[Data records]
--- Start ---

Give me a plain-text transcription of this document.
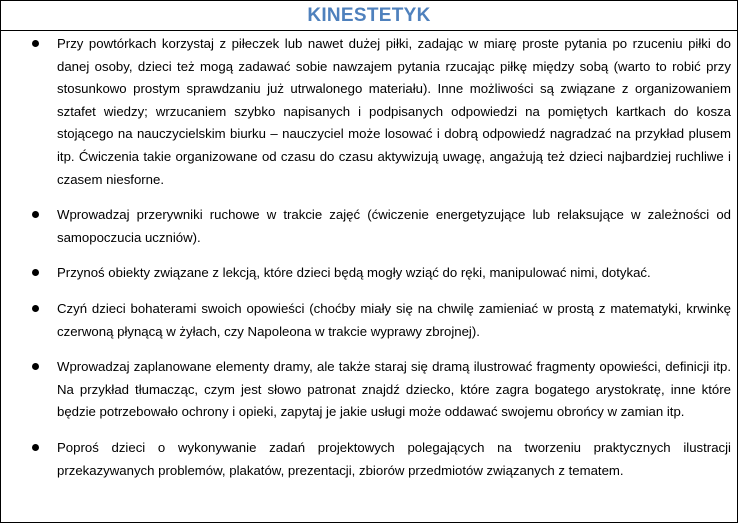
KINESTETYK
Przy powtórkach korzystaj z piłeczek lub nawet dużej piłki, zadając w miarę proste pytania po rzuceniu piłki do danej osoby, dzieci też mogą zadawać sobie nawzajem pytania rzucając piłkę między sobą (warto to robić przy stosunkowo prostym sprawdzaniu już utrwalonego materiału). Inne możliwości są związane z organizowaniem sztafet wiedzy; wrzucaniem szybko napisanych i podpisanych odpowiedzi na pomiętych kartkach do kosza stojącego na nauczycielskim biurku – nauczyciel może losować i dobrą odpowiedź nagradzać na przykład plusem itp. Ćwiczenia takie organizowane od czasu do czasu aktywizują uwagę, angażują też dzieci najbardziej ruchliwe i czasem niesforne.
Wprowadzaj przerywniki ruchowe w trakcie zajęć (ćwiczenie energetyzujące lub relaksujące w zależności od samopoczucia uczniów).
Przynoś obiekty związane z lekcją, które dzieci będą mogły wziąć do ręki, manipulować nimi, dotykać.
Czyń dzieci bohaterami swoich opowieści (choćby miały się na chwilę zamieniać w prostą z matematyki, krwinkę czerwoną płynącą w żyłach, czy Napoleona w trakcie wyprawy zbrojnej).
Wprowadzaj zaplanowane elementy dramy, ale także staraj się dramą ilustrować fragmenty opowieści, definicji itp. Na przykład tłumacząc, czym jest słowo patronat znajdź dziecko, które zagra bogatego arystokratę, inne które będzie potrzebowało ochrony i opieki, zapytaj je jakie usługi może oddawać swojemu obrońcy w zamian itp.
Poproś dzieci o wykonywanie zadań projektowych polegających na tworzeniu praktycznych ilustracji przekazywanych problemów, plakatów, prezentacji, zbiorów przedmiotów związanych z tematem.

--- End ---

● **REQUIREMENT**
Go through the records. Copy each line where "może" appears.

● **FULL ANSWER**
Przy powtórkach korzystaj z piłeczek lub nawet dużej piłki, zadając w miarę proste pytania po rzuceniu piłki do danej osoby, dzieci też mogą zadawać sobie nawzajem pytania rzucając piłkę między sobą (warto to robić przy stosunkowo prostym sprawdzaniu już utrwalonego materiału). Inne możliwości są związane z organizowaniem sztafet wiedzy; wrzucaniem szybko napisanych i podpisanych odpowiedzi na pomiętych kartkach do kosza stojącego na nauczycielskim biurku – nauczyciel może losować i dobrą odpowiedź nagradzać na przykład plusem itp. Ćwiczenia takie organizowane od czasu do czasu aktywizują uwagę, angażują też dzieci najbardziej ruchliwe i czasem niesforne.
Wprowadzaj zaplanowane elementy dramy, ale także staraj się dramą ilustrować fragmenty opowieści, definicji itp. Na przykład tłumacząc, czym jest słowo patronat znajdź dziecko, które zagra bogatego arystokratę, inne które będzie potrzebowało ochrony i opieki, zapytaj je jakie usługi może oddawać swojemu obrońcy w zamian itp.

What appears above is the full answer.